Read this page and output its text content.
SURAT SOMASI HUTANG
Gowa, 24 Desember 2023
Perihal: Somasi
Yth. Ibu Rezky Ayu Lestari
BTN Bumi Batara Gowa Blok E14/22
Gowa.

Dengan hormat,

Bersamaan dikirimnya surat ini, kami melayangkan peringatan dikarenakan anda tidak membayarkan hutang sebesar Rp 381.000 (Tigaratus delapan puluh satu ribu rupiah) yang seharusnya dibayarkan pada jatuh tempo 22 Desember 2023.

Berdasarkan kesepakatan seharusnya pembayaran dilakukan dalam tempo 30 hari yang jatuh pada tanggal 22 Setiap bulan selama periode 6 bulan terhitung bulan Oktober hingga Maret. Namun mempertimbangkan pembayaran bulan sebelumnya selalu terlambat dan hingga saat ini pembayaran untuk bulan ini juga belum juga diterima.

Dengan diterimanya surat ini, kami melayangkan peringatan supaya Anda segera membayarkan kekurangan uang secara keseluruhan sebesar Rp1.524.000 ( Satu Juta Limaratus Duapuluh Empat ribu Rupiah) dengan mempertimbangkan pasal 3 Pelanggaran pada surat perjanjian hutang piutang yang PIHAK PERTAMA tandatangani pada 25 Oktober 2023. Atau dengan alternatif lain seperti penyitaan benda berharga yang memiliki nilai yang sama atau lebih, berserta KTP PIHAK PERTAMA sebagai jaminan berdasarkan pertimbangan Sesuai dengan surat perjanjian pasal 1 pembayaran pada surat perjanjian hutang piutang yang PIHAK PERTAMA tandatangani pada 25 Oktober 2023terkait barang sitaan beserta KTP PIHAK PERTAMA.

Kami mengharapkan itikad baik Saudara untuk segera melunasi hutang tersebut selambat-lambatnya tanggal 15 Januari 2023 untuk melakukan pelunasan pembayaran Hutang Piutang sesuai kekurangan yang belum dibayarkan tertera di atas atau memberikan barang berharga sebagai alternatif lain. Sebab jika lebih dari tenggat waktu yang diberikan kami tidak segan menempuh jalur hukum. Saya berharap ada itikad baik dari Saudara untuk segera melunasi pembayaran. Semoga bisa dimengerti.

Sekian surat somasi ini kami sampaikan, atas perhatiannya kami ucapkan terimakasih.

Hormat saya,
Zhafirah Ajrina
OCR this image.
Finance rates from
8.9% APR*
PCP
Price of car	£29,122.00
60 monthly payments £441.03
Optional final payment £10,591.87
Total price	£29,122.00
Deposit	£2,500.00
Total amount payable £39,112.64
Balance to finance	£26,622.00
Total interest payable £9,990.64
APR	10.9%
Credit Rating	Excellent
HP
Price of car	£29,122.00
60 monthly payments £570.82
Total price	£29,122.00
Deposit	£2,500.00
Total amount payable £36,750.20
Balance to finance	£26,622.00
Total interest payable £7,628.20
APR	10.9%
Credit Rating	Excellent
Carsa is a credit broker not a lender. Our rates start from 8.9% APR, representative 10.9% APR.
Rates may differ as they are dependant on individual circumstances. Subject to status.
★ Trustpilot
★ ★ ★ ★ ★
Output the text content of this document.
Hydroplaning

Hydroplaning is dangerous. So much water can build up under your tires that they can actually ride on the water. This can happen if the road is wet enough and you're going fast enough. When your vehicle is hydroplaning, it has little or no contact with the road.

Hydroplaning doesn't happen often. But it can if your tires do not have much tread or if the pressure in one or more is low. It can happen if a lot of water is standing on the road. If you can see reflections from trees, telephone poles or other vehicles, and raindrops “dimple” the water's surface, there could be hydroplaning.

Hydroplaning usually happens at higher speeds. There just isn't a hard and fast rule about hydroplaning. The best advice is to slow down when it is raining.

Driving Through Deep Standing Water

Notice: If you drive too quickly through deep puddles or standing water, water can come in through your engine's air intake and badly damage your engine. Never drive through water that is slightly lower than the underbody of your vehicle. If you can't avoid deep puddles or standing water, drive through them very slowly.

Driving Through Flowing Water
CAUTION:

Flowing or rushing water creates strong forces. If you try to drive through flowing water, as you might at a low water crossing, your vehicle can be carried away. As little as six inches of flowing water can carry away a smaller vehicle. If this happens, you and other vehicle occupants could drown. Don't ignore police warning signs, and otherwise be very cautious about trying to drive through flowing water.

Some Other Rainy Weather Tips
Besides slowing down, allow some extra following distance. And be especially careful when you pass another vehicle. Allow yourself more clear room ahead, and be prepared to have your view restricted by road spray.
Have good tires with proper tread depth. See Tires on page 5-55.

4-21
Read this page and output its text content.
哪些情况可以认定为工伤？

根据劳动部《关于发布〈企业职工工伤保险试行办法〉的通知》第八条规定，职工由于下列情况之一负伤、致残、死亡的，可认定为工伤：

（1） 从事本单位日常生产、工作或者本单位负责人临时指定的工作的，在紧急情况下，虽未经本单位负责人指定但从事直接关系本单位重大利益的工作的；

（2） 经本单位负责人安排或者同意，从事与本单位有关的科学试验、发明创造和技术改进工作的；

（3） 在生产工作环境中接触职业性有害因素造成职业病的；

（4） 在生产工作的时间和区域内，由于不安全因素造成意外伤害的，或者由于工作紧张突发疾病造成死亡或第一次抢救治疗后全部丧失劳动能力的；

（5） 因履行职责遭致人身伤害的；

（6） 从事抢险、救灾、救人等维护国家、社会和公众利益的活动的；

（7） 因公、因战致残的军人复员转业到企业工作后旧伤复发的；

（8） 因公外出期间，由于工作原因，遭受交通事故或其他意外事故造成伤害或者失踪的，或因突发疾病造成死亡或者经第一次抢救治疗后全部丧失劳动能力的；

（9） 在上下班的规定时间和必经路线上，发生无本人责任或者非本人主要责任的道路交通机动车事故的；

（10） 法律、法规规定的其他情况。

-=-=-

Task:
Can you restate every record above word for word?

Reply:
Read this page and output its text content.
SURAT SOMASI HUTANG
Gowa, 24 Desember 2023
Perihal: Somasi
Yth. Ibu Rezky Ayu Lestari
BTN Bumi Batara Gowa Blok E14/22
Gowa.

Dengan hormat,

Bersamaan dikirimnya surat ini, kami melayangkan peringatan dikarenakan anda tidak membayarkan hutang sebesar Rp 381.000 (Tigaratus delapan puluh satu ribu rupiah) yang seharusnya dibayarkan pada jatuh tempo 22 Desember 2023.

Berdasarkan kesepakatan seharusnya pembayaran dilakukan dalam tempo 30 hari yang jatuh pada tanggal 22 Setiap bulan selama periode 6 bulan terhitung bulan Oktober hingga Maret. Namun mempertimbangkan pembayaran bulan sebelumnya selalu terlambat dan hingga saat ini pembayaran untuk bulan ini juga belum juga diterima.

Dengan diterimanya surat ini, kami melayangkan peringatan supaya Anda segera membayarkan kekurangan uang secara keseluruhan sebesar Rp1.524.000 ( Satu Juta Limaratus Duapuluh Empat ribu Rupiah) dengan mempertimbangkan pasal 3 Pelanggaran pada surat perjanjian hutang piutang yang PIHAK PERTAMA tandatangani pada 25 Oktober 2023. Atau dengan alternatif lain seperti penyitaan benda berharga yang memiliki nilai yang sama atau lebih, berserta KTP PIHAK PERTAMA sebagai jaminan berdasarkan pertimbangan Sesuai dengan surat perjanjian pasal 1 pembayaran pada surat perjanjian hutang piutang yang PIHAK PERTAMA tandatangani pada 25 Oktober 2023terkait barang sitaan beserta KTP PIHAK PERTAMA.

Kami mengharapkan itikad baik Saudara untuk segera melunasi hutang tersebut selambat-lambatnya tanggal 15 Januari 2023 untuk melakukan pelunasan pembayaran Hutang Piutang sesuai kekurangan yang belum dibayarkan tertera di atas atau memberikan barang berharga sebagai alternatif lain. Sebab jika lebih dari tenggat waktu yang diberikan kami tidak segan menempuh jalur hukum. Saya berharap ada itikad baik dari Saudara untuk segera melunasi pembayaran. Semoga bisa dimengerti.

Sekian surat somasi ini kami sampaikan, atas perhatiannya kami ucapkan terimakasih.

Hormat saya,
Zhafirah Ajrina
OCR this image.
Finance rates from
8.9% APR*
PCP
Price of car	£29,122.00
60 monthly payments £441.03
Optional final payment £10,591.87
Total price	£29,122.00
Deposit	£2,500.00
Total amount payable £39,112.64
Balance to finance	£26,622.00
Total interest payable £9,990.64
APR	10.9%
Credit Rating	Excellent
HP
Price of car	£29,122.00
60 monthly payments £570.82
Total price	£29,122.00
Deposit	£2,500.00
Total amount payable £36,750.20
Balance to finance	£26,622.00
Total interest payable £7,628.20
APR	10.9%
Credit Rating	Excellent
Carsa is a credit broker not a lender. Our rates start from 8.9% APR, representative 10.9% APR.
Rates may differ as they are dependant on individual circumstances. Subject to status.
★ Trustpilot
★ ★ ★ ★ ★
Output the text content of this document.
Hydroplaning

Hydroplaning is dangerous. So much water can build up under your tires that they can actually ride on the water. This can happen if the road is wet enough and you're going fast enough. When your vehicle is hydroplaning, it has little or no contact with the road.

Hydroplaning doesn't happen often. But it can if your tires do not have much tread or if the pressure in one or more is low. It can happen if a lot of water is standing on the road. If you can see reflections from trees, telephone poles or other vehicles, and raindrops “dimple” the water's surface, there could be hydroplaning.

Hydroplaning usually happens at higher speeds. There just isn't a hard and fast rule about hydroplaning. The best advice is to slow down when it is raining.

Driving Through Deep Standing Water

Notice: If you drive too quickly through deep puddles or standing water, water can come in through your engine's air intake and badly damage your engine. Never drive through water that is slightly lower than the underbody of your vehicle. If you can't avoid deep puddles or standing water, drive through them very slowly.

Driving Through Flowing Water
CAUTION:

Flowing or rushing water creates strong forces. If you try to drive through flowing water, as you might at a low water crossing, your vehicle can be carried away. As little as six inches of flowing water can carry away a smaller vehicle. If this happens, you and other vehicle occupants could drown. Don't ignore police warning signs, and otherwise be very cautious about trying to drive through flowing water.

Some Other Rainy Weather Tips
Besides slowing down, allow some extra following distance. And be especially careful when you pass another vehicle. Allow yourself more clear room ahead, and be prepared to have your view restricted by road spray.
Have good tires with proper tread depth. See Tires on page 5-55.

4-21
Read this page and output its text content.
哪些情况可以认定为工伤？

根据劳动部《关于发布〈企业职工工伤保险试行办法〉的通知》第八条规定，职工由于下列情况之一负伤、致残、死亡的，可认定为工伤：

（1） 从事本单位日常生产、工作或者本单位负责人临时指定的工作的，在紧急情况下，虽未经本单位负责人指定但从事直接关系本单位重大利益的工作的；

（2） 经本单位负责人安排或者同意，从事与本单位有关的科学试验、发明创造和技术改进工作的；

（3） 在生产工作环境中接触职业性有害因素造成职业病的；

（4） 在生产工作的时间和区域内，由于不安全因素造成意外伤害的，或者由于工作紧张突发疾病造成死亡或第一次抢救治疗后全部丧失劳动能力的；

（5） 因履行职责遭致人身伤害的；

（6） 从事抢险、救灾、救人等维护国家、社会和公众利益的活动的；

（7） 因公、因战致残的军人复员转业到企业工作后旧伤复发的；

（8） 因公外出期间，由于工作原因，遭受交通事故或其他意外事故造成伤害或者失踪的，或因突发疾病造成死亡或者经第一次抢救治疗后全部丧失劳动能力的；

（9） 在上下班的规定时间和必经路线上，发生无本人责任或者非本人主要责任的道路交通机动车事故的；

（10） 法律、法规规定的其他情况。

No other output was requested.